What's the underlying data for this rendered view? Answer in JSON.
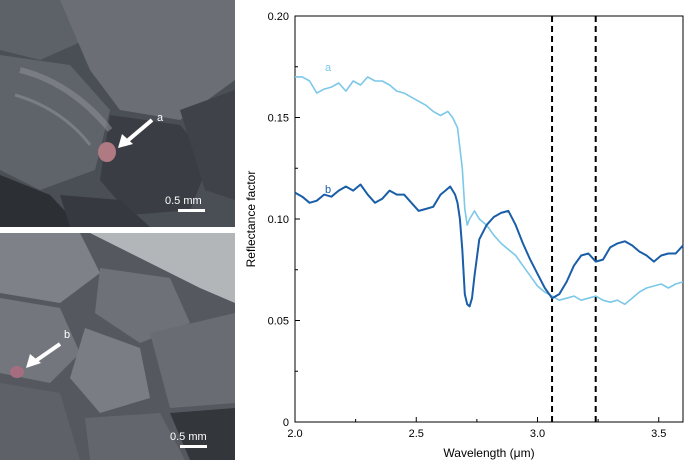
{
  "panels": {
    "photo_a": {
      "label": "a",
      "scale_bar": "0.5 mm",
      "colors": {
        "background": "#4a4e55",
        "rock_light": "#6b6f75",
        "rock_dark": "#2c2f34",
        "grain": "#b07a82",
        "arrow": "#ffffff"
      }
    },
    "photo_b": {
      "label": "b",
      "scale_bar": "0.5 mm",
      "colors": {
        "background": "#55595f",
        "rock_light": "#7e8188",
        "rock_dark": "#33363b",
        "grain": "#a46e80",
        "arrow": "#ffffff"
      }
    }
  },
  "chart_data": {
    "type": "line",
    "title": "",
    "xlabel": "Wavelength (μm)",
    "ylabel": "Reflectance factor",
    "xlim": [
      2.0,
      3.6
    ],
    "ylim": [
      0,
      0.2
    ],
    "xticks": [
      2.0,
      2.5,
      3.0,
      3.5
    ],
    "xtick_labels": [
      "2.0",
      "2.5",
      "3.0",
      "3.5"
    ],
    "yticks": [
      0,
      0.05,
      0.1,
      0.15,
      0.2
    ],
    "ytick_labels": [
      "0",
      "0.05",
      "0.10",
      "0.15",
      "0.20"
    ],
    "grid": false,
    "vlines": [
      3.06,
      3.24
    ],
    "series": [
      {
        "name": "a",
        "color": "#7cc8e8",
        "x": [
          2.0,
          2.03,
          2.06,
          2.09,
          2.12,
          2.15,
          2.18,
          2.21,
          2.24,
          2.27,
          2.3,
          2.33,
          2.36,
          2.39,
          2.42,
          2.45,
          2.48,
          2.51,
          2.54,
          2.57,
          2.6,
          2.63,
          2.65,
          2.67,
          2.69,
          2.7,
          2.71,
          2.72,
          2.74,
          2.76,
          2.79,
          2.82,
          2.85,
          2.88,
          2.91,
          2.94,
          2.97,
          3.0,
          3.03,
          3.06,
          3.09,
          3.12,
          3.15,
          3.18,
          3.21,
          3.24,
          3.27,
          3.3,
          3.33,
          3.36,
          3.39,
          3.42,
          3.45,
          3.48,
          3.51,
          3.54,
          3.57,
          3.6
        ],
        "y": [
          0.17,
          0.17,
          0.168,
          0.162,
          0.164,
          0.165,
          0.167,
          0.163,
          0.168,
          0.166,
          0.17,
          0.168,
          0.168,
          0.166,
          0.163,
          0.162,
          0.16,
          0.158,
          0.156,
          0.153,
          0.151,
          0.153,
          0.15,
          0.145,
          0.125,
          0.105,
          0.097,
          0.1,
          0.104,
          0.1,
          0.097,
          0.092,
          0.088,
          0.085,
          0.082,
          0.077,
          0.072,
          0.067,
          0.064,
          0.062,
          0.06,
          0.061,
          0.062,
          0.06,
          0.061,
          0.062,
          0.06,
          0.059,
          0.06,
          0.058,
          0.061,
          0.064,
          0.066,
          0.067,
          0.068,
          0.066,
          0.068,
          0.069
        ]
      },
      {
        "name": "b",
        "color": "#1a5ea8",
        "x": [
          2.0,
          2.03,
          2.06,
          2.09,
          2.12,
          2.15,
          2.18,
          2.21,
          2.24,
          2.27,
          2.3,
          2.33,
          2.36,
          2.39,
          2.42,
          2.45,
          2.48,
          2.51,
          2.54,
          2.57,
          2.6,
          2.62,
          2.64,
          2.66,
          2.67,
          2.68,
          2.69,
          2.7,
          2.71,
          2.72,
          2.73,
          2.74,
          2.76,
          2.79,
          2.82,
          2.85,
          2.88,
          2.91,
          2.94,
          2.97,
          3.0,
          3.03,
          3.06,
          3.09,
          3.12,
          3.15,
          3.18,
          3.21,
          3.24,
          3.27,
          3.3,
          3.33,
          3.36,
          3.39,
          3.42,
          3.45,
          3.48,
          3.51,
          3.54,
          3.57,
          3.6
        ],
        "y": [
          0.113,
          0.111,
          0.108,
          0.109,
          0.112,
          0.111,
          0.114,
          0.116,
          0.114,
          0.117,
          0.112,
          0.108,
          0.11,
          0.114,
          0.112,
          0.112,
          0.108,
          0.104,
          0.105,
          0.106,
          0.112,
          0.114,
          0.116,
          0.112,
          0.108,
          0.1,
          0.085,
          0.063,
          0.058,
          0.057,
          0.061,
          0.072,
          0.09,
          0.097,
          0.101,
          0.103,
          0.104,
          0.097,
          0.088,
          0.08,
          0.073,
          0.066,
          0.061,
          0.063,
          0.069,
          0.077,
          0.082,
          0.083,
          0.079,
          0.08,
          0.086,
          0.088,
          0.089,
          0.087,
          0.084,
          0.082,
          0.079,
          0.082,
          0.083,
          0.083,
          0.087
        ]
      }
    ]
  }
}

========================================================================

• [WHAT YOU NEED TO DO]: Retype every record above exactly as written, but leave out the pictures.

• [RESPONSE TO THE TASK]:
What's the underlying data for this rendered view? Answer in JSON.
{
  "panels": {
    "photo_a": {
      "label": "a",
      "scale_bar": "0.5 mm",
      "colors": {
        "background": "#4a4e55",
        "rock_light": "#6b6f75",
        "rock_dark": "#2c2f34",
        "grain": "#b07a82",
        "arrow": "#ffffff"
      }
    },
    "photo_b": {
      "label": "b",
      "scale_bar": "0.5 mm",
      "colors": {
        "background": "#55595f",
        "rock_light": "#7e8188",
        "rock_dark": "#33363b",
        "grain": "#a46e80",
        "arrow": "#ffffff"
      }
    }
  },
  "chart_data": {
    "type": "line",
    "title": "",
    "xlabel": "Wavelength (μm)",
    "ylabel": "Reflectance factor",
    "xlim": [
      2.0,
      3.6
    ],
    "ylim": [
      0,
      0.2
    ],
    "xticks": [
      2.0,
      2.5,
      3.0,
      3.5
    ],
    "xtick_labels": [
      "2.0",
      "2.5",
      "3.0",
      "3.5"
    ],
    "yticks": [
      0,
      0.05,
      0.1,
      0.15,
      0.2
    ],
    "ytick_labels": [
      "0",
      "0.05",
      "0.10",
      "0.15",
      "0.20"
    ],
    "grid": false,
    "vlines": [
      3.06,
      3.24
    ],
    "series": [
      {
        "name": "a",
        "color": "#7cc8e8",
        "x": [
          2.0,
          2.03,
          2.06,
          2.09,
          2.12,
          2.15,
          2.18,
          2.21,
          2.24,
          2.27,
          2.3,
          2.33,
          2.36,
          2.39,
          2.42,
          2.45,
          2.48,
          2.51,
          2.54,
          2.57,
          2.6,
          2.63,
          2.65,
          2.67,
          2.69,
          2.7,
          2.71,
          2.72,
          2.74,
          2.76,
          2.79,
          2.82,
          2.85,
          2.88,
          2.91,
          2.94,
          2.97,
          3.0,
          3.03,
          3.06,
          3.09,
          3.12,
          3.15,
          3.18,
          3.21,
          3.24,
          3.27,
          3.3,
          3.33,
          3.36,
          3.39,
          3.42,
          3.45,
          3.48,
          3.51,
          3.54,
          3.57,
          3.6
        ],
        "y": [
          0.17,
          0.17,
          0.168,
          0.162,
          0.164,
          0.165,
          0.167,
          0.163,
          0.168,
          0.166,
          0.17,
          0.168,
          0.168,
          0.166,
          0.163,
          0.162,
          0.16,
          0.158,
          0.156,
          0.153,
          0.151,
          0.153,
          0.15,
          0.145,
          0.125,
          0.105,
          0.097,
          0.1,
          0.104,
          0.1,
          0.097,
          0.092,
          0.088,
          0.085,
          0.082,
          0.077,
          0.072,
          0.067,
          0.064,
          0.062,
          0.06,
          0.061,
          0.062,
          0.06,
          0.061,
          0.062,
          0.06,
          0.059,
          0.06,
          0.058,
          0.061,
          0.064,
          0.066,
          0.067,
          0.068,
          0.066,
          0.068,
          0.069
        ]
      },
      {
        "name": "b",
        "color": "#1a5ea8",
        "x": [
          2.0,
          2.03,
          2.06,
          2.09,
          2.12,
          2.15,
          2.18,
          2.21,
          2.24,
          2.27,
          2.3,
          2.33,
          2.36,
          2.39,
          2.42,
          2.45,
          2.48,
          2.51,
          2.54,
          2.57,
          2.6,
          2.62,
          2.64,
          2.66,
          2.67,
          2.68,
          2.69,
          2.7,
          2.71,
          2.72,
          2.73,
          2.74,
          2.76,
          2.79,
          2.82,
          2.85,
          2.88,
          2.91,
          2.94,
          2.97,
          3.0,
          3.03,
          3.06,
          3.09,
          3.12,
          3.15,
          3.18,
          3.21,
          3.24,
          3.27,
          3.3,
          3.33,
          3.36,
          3.39,
          3.42,
          3.45,
          3.48,
          3.51,
          3.54,
          3.57,
          3.6
        ],
        "y": [
          0.113,
          0.111,
          0.108,
          0.109,
          0.112,
          0.111,
          0.114,
          0.116,
          0.114,
          0.117,
          0.112,
          0.108,
          0.11,
          0.114,
          0.112,
          0.112,
          0.108,
          0.104,
          0.105,
          0.106,
          0.112,
          0.114,
          0.116,
          0.112,
          0.108,
          0.1,
          0.085,
          0.063,
          0.058,
          0.057,
          0.061,
          0.072,
          0.09,
          0.097,
          0.101,
          0.103,
          0.104,
          0.097,
          0.088,
          0.08,
          0.073,
          0.066,
          0.061,
          0.063,
          0.069,
          0.077,
          0.082,
          0.083,
          0.079,
          0.08,
          0.086,
          0.088,
          0.089,
          0.087,
          0.084,
          0.082,
          0.079,
          0.082,
          0.083,
          0.083,
          0.087
        ]
      }
    ]
  }
}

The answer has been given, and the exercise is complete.